Instructions for the task
Please convert the lines below, from the first one through the line that contains "x-axis: 0 1000" (both included), into a Markdown table with the columns Row and Line. Number each row and leave out blank lines.

Stored records
------------------------------------------------------------------------

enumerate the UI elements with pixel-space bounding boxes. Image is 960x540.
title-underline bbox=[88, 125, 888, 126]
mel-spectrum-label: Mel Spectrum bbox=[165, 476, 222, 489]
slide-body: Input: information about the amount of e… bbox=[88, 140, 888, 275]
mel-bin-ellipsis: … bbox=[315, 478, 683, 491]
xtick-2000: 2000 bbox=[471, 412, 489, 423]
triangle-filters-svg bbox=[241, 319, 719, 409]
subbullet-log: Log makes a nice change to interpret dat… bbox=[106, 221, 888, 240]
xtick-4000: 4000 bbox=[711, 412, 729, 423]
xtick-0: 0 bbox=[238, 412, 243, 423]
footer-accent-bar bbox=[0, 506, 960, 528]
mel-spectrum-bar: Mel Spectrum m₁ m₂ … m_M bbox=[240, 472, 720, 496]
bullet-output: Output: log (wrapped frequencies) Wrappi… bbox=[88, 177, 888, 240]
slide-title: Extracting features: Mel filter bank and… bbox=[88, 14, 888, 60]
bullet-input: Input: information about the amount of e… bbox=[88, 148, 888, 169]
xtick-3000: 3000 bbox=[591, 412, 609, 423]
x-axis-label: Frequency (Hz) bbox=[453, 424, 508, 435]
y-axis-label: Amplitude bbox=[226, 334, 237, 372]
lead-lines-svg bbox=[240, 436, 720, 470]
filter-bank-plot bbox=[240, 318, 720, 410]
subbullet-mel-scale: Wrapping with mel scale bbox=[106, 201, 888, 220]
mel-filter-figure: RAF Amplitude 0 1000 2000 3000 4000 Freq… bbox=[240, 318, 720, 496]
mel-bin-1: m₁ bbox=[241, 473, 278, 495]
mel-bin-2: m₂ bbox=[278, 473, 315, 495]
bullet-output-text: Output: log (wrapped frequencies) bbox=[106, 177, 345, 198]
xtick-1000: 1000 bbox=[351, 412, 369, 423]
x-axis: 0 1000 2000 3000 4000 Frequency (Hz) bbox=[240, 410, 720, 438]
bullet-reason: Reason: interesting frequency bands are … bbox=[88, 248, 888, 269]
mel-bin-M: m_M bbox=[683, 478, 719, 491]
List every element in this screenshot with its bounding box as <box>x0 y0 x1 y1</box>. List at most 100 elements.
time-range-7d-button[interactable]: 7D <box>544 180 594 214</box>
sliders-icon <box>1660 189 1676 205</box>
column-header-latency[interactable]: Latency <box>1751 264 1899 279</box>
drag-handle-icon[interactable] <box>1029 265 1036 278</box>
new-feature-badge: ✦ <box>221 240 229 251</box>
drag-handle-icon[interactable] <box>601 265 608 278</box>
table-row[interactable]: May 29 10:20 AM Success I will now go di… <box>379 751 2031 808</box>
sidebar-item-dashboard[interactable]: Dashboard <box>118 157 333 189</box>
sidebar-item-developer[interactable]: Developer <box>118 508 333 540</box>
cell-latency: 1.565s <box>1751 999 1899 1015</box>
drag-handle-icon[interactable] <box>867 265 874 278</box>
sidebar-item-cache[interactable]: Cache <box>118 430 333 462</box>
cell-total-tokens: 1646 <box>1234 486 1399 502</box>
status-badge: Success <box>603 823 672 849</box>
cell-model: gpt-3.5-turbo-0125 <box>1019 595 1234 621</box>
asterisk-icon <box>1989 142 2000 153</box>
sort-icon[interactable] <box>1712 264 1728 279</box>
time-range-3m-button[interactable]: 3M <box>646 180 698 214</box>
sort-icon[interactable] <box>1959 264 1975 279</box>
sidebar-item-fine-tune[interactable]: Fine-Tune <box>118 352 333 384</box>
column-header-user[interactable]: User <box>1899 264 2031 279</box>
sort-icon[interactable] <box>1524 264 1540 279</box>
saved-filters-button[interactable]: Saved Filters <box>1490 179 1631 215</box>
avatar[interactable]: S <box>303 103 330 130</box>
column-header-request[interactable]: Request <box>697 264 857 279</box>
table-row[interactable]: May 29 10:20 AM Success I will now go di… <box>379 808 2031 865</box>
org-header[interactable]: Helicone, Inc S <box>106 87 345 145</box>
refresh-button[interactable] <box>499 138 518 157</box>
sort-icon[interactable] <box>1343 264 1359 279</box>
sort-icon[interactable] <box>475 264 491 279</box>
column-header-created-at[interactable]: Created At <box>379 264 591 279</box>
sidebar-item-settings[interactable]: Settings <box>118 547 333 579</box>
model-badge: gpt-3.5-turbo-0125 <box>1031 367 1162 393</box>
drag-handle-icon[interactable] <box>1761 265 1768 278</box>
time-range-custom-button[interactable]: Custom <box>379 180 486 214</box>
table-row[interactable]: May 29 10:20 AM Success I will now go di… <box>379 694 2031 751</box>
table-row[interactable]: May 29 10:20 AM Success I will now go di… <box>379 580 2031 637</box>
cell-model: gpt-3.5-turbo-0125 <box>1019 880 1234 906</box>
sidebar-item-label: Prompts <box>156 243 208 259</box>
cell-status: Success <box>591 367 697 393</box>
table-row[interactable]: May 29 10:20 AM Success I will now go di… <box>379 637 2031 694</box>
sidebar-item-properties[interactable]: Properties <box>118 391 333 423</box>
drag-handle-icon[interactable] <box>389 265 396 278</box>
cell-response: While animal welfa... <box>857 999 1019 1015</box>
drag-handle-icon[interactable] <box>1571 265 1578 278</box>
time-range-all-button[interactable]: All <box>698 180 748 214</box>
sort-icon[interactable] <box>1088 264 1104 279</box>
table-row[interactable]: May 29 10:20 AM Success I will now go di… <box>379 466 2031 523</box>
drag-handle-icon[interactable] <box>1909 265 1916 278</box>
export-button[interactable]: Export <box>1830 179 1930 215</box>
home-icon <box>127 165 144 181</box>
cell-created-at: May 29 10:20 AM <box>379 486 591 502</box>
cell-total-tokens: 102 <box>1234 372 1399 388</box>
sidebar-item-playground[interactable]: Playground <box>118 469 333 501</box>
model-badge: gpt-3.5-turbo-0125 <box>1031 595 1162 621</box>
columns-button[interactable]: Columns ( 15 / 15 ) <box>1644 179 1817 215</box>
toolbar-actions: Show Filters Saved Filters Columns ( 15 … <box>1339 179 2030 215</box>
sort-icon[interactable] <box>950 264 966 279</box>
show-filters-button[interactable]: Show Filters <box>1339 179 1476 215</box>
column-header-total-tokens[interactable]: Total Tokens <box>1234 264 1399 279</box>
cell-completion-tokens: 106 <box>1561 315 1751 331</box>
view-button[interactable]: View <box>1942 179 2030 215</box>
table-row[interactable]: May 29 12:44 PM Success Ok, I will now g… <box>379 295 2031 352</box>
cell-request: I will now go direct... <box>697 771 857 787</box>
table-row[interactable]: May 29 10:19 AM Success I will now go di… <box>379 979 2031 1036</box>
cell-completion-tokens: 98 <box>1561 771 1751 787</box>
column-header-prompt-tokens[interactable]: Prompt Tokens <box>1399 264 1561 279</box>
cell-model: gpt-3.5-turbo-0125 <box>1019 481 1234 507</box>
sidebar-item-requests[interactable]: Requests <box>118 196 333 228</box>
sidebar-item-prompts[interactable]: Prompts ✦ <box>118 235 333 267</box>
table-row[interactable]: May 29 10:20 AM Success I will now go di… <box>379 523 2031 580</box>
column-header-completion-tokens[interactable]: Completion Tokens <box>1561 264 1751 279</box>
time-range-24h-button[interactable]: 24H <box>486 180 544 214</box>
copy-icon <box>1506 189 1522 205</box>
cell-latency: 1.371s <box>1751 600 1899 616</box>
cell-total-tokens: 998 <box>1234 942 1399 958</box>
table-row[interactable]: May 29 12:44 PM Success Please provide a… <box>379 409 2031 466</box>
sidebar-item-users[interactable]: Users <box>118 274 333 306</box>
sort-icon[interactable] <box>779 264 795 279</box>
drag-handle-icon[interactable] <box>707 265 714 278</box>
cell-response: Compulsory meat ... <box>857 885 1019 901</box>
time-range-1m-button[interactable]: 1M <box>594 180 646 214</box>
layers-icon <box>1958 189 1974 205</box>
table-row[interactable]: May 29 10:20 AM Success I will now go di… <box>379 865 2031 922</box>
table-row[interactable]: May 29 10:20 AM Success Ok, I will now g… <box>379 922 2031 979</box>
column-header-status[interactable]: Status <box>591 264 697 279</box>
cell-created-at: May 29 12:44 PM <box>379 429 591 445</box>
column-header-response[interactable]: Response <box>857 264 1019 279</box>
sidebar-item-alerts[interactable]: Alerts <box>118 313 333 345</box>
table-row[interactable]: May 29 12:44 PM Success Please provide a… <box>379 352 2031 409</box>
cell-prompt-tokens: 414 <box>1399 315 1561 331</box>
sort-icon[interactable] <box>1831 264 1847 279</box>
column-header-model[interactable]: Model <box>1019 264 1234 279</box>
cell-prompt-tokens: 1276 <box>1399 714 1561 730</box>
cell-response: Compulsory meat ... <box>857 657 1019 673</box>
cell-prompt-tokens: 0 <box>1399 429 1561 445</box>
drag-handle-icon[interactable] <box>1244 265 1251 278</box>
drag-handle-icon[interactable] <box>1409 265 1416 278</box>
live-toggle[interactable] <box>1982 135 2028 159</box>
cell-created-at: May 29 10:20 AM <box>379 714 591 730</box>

------------------------------------------------------------------------

Exercise solution
| Row | Line |
|---|---|
| 1 | enumerate the UI elements with pixel-space bounding boxes. Image is 960x540. |
| 2 | title-underline bbox=[88, 125, 888, 126] |
| 3 | mel-spectrum-label: Mel Spectrum bbox=[165, 476, 222, 489] |
| 4 | slide-body: Input: information about the amount of e… bbox=[88, 140, 888, 275] |
| 5 | mel-bin-ellipsis: … bbox=[315, 478, 683, 491] |
| 6 | xtick-2000: 2000 bbox=[471, 412, 489, 423] |
| 7 | triangle-filters-svg bbox=[241, 319, 719, 409] |
| 8 | subbullet-log: Log makes a nice change to interpret dat… bbox=[106, 221, 888, 240] |
| 9 | xtick-4000: 4000 bbox=[711, 412, 729, 423] |
| 10 | xtick-0: 0 bbox=[238, 412, 243, 423] |
| 11 | footer-accent-bar bbox=[0, 506, 960, 528] |
| 12 | mel-spectrum-bar: Mel Spectrum m₁ m₂ … m_M bbox=[240, 472, 720, 496] |
| 13 | bullet-output: Output: log (wrapped frequencies) Wrappi… bbox=[88, 177, 888, 240] |
| 14 | slide-title: Extracting features: Mel filter bank and… bbox=[88, 14, 888, 60] |
| 15 | bullet-input: Input: information about the amount of e… bbox=[88, 148, 888, 169] |
| 16 | xtick-3000: 3000 bbox=[591, 412, 609, 423] |
| 17 | x-axis-label: Frequency (Hz) bbox=[453, 424, 508, 435] |
| 18 | y-axis-label: Amplitude bbox=[226, 334, 237, 372] |
| 19 | lead-lines-svg bbox=[240, 436, 720, 470] |
| 20 | filter-bank-plot bbox=[240, 318, 720, 410] |
| 21 | subbullet-mel-scale: Wrapping with mel scale bbox=[106, 201, 888, 220] |
| 22 | mel-filter-figure: RAF Amplitude 0 1000 2000 3000 4000 Freq… bbox=[240, 318, 720, 496] |
| 23 | mel-bin-1: m₁ bbox=[241, 473, 278, 495] |
| 24 | mel-bin-2: m₂ bbox=[278, 473, 315, 495] |
| 25 | bullet-output-text: Output: log (wrapped frequencies) bbox=[106, 177, 345, 198] |
| 26 | xtick-1000: 1000 bbox=[351, 412, 369, 423] |
| 27 | x-axis: 0 1000 2000 3000 4000 Frequency (Hz) bbox=[240, 410, 720, 438] |